» **Directions**
Find each line that has the string "ادامه" and give the total, with nothing else.

» **Records for the exercise**

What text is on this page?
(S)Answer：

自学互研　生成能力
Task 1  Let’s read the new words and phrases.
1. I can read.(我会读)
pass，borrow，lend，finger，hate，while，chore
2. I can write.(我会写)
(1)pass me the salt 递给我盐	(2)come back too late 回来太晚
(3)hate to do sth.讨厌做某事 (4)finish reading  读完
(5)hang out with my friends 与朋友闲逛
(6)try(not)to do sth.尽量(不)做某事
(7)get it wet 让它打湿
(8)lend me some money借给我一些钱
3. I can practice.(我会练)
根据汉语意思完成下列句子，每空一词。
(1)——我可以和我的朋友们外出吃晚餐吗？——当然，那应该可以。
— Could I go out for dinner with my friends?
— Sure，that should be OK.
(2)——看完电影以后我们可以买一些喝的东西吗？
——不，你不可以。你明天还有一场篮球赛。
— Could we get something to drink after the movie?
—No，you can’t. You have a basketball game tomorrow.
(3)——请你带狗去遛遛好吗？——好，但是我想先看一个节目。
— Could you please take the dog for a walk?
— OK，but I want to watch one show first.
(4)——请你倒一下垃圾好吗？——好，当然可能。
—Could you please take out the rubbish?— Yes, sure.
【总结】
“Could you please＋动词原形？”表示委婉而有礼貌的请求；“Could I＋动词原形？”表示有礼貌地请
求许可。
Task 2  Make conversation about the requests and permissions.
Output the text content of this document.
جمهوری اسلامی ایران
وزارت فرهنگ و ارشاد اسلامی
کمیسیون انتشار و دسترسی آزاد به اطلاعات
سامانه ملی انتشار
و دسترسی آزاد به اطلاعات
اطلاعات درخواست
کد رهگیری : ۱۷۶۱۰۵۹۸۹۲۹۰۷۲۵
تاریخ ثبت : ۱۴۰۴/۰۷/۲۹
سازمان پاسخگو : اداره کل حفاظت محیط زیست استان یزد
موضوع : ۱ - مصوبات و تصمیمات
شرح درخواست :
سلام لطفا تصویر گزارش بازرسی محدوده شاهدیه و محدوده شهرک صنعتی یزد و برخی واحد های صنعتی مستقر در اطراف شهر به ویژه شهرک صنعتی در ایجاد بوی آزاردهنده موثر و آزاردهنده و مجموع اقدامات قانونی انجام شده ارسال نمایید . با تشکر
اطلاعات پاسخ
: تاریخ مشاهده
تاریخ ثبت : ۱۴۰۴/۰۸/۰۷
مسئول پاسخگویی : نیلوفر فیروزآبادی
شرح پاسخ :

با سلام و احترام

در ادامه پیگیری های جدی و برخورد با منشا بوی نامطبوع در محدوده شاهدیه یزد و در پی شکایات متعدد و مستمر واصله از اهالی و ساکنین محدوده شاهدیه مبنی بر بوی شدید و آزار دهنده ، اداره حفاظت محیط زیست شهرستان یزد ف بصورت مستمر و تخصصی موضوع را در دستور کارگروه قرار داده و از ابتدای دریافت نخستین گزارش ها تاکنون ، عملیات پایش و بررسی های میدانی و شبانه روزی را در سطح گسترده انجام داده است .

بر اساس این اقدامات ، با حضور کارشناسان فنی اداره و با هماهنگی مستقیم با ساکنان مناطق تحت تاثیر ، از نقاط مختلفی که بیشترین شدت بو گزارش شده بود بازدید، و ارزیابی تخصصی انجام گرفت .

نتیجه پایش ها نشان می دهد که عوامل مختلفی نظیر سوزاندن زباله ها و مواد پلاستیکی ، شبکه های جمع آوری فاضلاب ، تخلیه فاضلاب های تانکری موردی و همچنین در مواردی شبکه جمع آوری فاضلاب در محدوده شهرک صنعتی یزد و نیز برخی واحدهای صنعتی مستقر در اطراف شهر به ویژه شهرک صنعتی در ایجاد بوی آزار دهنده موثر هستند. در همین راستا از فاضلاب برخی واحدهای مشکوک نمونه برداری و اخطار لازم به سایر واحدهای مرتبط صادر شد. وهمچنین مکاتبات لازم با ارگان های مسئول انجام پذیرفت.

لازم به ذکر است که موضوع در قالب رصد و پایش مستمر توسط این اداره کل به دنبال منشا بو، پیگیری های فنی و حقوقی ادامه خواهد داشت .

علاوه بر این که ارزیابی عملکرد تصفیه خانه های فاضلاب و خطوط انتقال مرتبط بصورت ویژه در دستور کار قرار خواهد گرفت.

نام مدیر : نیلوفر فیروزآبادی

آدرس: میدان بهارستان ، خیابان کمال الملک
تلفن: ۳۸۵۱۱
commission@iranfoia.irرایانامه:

» **Completed task**
2